[Start]
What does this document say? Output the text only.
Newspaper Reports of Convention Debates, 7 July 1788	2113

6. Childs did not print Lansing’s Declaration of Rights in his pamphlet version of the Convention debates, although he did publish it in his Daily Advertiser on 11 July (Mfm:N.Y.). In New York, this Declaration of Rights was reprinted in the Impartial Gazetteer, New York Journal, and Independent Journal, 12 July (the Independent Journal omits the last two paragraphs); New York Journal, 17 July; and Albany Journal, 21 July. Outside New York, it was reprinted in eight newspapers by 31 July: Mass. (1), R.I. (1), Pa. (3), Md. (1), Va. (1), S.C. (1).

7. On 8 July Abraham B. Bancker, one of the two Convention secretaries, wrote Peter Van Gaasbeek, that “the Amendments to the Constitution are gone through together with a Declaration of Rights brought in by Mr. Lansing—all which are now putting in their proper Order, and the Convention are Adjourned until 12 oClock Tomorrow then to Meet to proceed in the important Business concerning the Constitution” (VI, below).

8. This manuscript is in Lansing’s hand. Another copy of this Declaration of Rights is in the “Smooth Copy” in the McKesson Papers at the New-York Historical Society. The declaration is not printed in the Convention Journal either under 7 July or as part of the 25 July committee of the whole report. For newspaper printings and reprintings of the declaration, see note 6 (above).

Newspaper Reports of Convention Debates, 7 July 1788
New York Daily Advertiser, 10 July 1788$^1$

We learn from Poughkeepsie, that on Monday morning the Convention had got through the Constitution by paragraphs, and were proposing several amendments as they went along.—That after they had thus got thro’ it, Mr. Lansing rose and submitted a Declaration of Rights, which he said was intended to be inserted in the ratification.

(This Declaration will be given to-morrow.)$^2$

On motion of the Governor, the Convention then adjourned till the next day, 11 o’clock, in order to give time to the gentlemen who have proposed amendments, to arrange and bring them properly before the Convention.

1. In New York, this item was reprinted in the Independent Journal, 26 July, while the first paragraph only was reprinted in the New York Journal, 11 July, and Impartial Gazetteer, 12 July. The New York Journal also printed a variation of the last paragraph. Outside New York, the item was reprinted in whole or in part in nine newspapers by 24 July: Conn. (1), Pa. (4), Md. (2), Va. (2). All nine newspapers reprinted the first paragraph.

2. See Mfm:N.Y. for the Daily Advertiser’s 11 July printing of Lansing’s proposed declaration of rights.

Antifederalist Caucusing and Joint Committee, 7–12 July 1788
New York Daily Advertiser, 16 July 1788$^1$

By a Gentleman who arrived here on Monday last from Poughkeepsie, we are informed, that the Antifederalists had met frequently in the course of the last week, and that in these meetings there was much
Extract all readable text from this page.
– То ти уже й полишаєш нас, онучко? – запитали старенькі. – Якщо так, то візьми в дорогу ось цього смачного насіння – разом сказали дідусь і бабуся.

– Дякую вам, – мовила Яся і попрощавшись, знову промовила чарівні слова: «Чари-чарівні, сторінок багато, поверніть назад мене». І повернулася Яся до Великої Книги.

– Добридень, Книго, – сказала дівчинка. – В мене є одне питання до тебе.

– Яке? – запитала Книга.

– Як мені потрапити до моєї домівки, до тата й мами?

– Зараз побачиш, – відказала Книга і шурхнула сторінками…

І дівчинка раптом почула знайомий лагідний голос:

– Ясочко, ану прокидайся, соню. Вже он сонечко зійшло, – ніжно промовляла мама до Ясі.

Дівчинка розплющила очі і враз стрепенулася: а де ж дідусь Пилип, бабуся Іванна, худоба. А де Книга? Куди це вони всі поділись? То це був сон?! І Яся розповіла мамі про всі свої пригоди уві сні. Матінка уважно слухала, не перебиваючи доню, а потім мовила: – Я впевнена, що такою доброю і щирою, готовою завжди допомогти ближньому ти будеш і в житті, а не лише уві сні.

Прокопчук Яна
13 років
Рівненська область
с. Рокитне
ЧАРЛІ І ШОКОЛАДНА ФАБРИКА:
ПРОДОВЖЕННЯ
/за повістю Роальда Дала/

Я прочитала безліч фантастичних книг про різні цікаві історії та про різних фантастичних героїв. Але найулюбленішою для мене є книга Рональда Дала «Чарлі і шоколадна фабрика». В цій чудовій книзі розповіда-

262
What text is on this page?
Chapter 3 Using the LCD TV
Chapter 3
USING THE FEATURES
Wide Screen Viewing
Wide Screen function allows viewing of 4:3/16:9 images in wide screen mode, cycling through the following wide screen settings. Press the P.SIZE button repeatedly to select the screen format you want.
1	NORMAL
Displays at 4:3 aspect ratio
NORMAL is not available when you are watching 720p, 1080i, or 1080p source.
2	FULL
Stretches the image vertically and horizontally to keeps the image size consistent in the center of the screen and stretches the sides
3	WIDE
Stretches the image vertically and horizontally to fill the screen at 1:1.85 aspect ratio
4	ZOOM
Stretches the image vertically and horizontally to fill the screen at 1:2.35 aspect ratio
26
[End]
> STATED GOAL:
In the entries above, how many lines contain the word "Дала"? Answer with the number only.

> SOLVED PROBLEM:
2